### What to work on
Set down all of the entries word for word, omitting the images they contain.

· · · · · · ·

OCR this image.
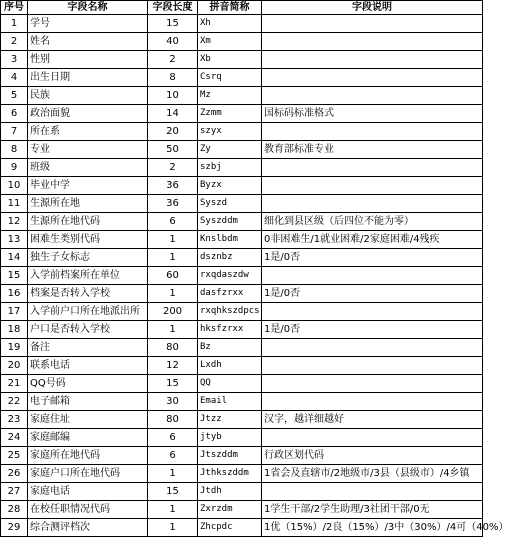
序号	字段名称	字段长度	拼音简称	字段说明
1	学号	15	Xh	
2	姓名	40	Xm	
3	性别	2	Xb	
4	出生日期	8	Csrq	
5	民族	10	Mz	
6	政治面貌	14	Zzmm	国标码标准格式
7	所在系	20	szyx	
8	专业	50	Zy	教育部标准专业
9	班级	2	szbj	
10	毕业中学	36	Byzx	
11	生源所在地	36	Syszd	
12	生源所在地代码	6	Syszddm	细化到县区级（后四位不能为零）
13	困难生类别代码	1	Knslbdm	0非困难生/1就业困难/2家庭困难/4残疾
14	独生子女标志	1	dsznbz	1是/0否
15	入学前档案所在单位	60	rxqdaszdw	
16	档案是否转入学校	1	dasfzrxx	1是/0否
17	入学前户口所在地派出所	200	rxqhkszdpcs	
18	户口是否转入学校	1	hksfzrxx	1是/0否
19	备注	80	Bz	
20	联系电话	12	Lxdh	
21	QQ号码	15	QQ	
22	电子邮箱	30	Email	
23	家庭住址	80	Jtzz	汉字，越详细越好
24	家庭邮编	6	jtyb	
25	家庭所在地代码	6	Jtszddm	行政区划代码
26	家庭户口所在地代码	1	Jthkszddm	1省会及直辖市/2地级市/3县（县级市）/4乡镇
27	家庭电话	15	Jtdh	
28	在校任职情况代码	1	Zxrzdm	1学生干部/2学生助理/3社团干部/0无
29	综合测评档次	1	Zhcpdc	1优（15%）/2良（15%）/3中（30%）/4可（40%）
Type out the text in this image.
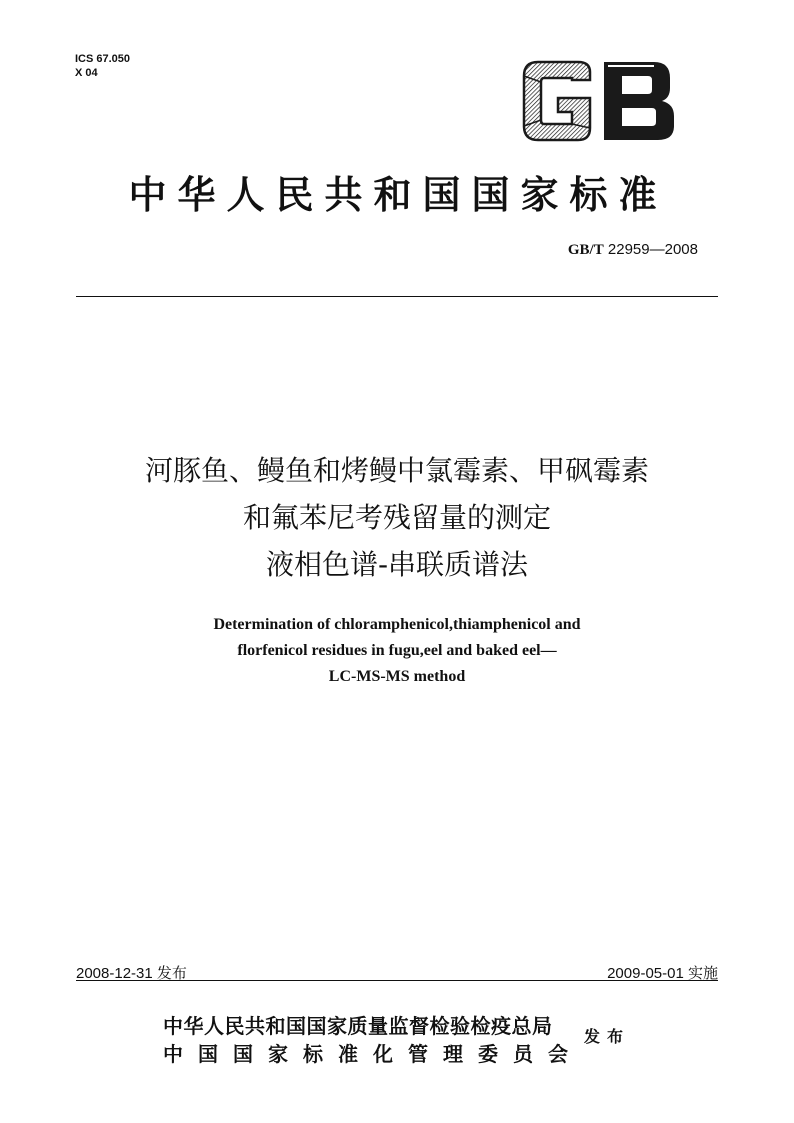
ICS 67.050
X 04
中华人民共和国国家标准
GB/T 22959—2008
河豚鱼、鳗鱼和烤鳗中氯霉素、甲砜霉素
和氟苯尼考残留量的测定
液相色谱-串联质谱法
Determination of chloramphenicol,thiamphenicol and
florfenicol residues in fugu,eel and baked eel—
LC-MS-MS method
2008-12-31 发布	2009-05-01 实施
中华人民共和国国家质量监督检验检疫总局
中国国家标准化管理委员会
发布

· · · · · · ·

### Correct result
OCR this image.
序号	字段名称	字段长度	拼音简称	字段说明
1	学号	15	Xh	
2	姓名	40	Xm	
3	性别	2	Xb	
4	出生日期	8	Csrq	
5	民族	10	Mz	
6	政治面貌	14	Zzmm	国标码标准格式
7	所在系	20	szyx	
8	专业	50	Zy	教育部标准专业
9	班级	2	szbj	
10	毕业中学	36	Byzx	
11	生源所在地	36	Syszd	
12	生源所在地代码	6	Syszddm	细化到县区级（后四位不能为零）
13	困难生类别代码	1	Knslbdm	0非困难生/1就业困难/2家庭困难/4残疾
14	独生子女标志	1	dsznbz	1是/0否
15	入学前档案所在单位	60	rxqdaszdw	
16	档案是否转入学校	1	dasfzrxx	1是/0否
17	入学前户口所在地派出所	200	rxqhkszdpcs	
18	户口是否转入学校	1	hksfzrxx	1是/0否
19	备注	80	Bz	
20	联系电话	12	Lxdh	
21	QQ号码	15	QQ	
22	电子邮箱	30	Email	
23	家庭住址	80	Jtzz	汉字，越详细越好
24	家庭邮编	6	jtyb	
25	家庭所在地代码	6	Jtszddm	行政区划代码
26	家庭户口所在地代码	1	Jthkszddm	1省会及直辖市/2地级市/3县（县级市）/4乡镇
27	家庭电话	15	Jtdh	
28	在校任职情况代码	1	Zxrzdm	1学生干部/2学生助理/3社团干部/0无
29	综合测评档次	1	Zhcpdc	1优（15%）/2良（15%）/3中（30%）/4可（40%）
Type out the text in this image.
ICS 67.050
X 04
中华人民共和国国家标准
GB/T 22959—2008
河豚鱼、鳗鱼和烤鳗中氯霉素、甲砜霉素
和氟苯尼考残留量的测定
液相色谱-串联质谱法
Determination of chloramphenicol,thiamphenicol and
florfenicol residues in fugu,eel and baked eel—
LC-MS-MS method
2008-12-31 发布	2009-05-01 实施
中华人民共和国国家质量监督检验检疫总局
中国国家标准化管理委员会
发布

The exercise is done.